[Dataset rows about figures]

"""

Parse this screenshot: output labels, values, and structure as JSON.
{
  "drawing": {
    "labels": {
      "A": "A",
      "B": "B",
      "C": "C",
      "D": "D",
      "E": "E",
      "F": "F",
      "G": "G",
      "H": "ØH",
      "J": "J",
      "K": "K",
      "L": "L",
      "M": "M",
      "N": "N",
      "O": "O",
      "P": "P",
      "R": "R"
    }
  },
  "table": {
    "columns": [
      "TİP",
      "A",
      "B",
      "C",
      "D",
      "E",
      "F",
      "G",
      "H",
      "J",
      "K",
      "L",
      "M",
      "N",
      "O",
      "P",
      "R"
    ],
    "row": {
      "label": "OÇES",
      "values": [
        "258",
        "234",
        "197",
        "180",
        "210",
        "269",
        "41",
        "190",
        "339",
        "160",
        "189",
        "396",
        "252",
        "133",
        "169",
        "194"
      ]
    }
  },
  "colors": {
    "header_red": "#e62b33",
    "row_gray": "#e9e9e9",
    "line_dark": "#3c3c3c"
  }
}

"""

Give the number of lines in the records above that contain the word "values". Reply with that number alone.

2